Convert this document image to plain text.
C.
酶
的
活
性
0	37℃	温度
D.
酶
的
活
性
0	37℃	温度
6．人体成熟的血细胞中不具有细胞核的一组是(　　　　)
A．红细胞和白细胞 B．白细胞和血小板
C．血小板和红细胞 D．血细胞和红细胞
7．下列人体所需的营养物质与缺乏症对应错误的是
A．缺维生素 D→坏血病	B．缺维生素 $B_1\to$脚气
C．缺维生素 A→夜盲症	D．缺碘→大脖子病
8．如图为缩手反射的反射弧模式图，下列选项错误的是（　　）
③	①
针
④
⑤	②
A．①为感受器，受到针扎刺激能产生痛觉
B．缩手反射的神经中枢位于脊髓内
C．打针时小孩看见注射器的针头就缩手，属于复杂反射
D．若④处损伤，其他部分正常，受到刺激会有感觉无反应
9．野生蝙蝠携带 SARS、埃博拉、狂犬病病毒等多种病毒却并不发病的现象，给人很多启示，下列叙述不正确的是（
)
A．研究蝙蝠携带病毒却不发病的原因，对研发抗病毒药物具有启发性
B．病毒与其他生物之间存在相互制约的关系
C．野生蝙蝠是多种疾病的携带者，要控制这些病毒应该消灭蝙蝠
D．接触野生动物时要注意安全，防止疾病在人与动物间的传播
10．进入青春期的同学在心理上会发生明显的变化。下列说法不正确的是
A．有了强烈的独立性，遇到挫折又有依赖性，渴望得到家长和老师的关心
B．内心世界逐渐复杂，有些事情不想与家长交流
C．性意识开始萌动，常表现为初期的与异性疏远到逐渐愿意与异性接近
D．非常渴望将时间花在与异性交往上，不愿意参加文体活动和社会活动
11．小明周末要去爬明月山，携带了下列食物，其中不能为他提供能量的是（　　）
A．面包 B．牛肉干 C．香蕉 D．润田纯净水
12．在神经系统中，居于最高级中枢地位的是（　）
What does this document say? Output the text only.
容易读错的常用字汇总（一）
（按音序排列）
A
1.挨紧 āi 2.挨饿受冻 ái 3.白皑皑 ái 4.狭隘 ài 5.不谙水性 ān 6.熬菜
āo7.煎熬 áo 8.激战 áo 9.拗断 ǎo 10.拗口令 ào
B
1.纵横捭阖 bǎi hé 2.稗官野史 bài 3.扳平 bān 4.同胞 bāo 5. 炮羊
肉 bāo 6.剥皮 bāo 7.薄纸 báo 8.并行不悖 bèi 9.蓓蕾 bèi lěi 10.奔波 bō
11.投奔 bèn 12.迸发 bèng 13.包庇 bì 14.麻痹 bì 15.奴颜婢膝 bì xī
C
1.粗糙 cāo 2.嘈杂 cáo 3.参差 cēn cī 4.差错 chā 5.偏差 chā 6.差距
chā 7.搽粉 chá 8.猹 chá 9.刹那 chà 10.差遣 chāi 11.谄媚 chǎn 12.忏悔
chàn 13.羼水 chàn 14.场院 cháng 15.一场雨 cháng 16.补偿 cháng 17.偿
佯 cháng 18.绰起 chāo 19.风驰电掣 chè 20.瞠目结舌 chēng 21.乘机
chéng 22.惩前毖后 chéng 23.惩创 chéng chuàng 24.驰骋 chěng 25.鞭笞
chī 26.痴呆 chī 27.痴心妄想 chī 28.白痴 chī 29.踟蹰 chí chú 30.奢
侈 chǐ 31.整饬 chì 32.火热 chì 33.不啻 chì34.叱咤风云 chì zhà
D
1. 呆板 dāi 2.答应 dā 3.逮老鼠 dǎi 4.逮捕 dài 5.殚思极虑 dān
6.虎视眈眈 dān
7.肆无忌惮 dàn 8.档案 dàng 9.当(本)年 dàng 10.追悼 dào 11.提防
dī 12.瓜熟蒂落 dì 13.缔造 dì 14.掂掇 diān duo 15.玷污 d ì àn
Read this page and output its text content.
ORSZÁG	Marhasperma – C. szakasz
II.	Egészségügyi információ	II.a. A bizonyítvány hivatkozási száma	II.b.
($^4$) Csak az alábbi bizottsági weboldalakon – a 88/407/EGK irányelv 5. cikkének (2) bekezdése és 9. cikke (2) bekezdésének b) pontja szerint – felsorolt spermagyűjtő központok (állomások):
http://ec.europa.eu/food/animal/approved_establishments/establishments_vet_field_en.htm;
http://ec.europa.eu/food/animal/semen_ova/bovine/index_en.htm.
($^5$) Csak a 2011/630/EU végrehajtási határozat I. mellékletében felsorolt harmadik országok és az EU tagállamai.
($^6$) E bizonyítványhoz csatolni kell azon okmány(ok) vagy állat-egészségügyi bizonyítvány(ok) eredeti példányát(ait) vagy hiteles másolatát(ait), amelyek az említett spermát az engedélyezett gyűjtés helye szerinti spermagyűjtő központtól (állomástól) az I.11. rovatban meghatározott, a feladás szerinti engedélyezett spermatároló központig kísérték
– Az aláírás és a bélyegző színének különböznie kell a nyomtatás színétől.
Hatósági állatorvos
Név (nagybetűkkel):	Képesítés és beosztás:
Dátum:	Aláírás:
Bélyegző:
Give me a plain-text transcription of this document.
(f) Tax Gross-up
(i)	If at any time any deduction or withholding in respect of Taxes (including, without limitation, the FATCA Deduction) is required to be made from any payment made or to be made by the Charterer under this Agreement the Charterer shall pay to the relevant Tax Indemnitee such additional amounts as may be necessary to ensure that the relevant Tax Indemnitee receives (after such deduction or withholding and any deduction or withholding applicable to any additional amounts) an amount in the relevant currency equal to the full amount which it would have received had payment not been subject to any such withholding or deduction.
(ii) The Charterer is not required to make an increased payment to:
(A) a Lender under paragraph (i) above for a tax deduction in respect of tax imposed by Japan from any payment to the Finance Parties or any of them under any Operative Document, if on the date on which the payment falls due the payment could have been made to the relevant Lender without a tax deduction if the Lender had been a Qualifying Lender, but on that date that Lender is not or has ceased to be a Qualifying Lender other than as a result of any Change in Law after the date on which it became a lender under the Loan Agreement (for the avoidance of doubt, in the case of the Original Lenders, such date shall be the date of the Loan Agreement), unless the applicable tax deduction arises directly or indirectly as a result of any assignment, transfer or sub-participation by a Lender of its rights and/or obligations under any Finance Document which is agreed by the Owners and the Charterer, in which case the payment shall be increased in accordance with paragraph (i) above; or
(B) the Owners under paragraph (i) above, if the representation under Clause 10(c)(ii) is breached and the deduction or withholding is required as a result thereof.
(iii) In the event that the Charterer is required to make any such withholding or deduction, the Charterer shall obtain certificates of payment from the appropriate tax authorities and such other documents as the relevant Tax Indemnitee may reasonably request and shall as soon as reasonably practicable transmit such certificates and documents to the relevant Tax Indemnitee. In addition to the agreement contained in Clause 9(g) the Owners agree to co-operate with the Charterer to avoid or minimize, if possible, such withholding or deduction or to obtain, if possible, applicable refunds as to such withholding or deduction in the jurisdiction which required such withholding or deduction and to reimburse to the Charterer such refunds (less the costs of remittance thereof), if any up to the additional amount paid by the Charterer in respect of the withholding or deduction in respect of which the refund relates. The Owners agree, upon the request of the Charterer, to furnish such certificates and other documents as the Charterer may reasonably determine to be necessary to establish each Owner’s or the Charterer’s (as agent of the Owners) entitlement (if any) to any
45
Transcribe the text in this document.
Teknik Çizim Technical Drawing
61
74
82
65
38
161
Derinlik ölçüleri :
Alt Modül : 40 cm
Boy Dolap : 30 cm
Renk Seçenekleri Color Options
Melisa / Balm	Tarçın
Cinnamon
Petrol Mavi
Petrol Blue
■ ■ ■ ■
Task objective:
Show all lines from the data above in which the word "spermagyűjtő" appears.

Solution for this task:
($^4$) Csak az alábbi bizottsági weboldalakon – a 88/407/EGK irányelv 5. cikkének (2) bekezdése és 9. cikke (2) bekezdésének b) pontja szerint – felsorolt spermagyűjtő központok (állomások):
($^6$) E bizonyítványhoz csatolni kell azon okmány(ok) vagy állat-egészségügyi bizonyítvány(ok) eredeti példányát(ait) vagy hiteles másolatát(ait), amelyek az említett spermát az engedélyezett gyűjtés helye szerinti spermagyűjtő központtól (állomástól) az I.11. rovatban meghatározott, a feladás szerinti engedélyezett spermatároló központig kísérték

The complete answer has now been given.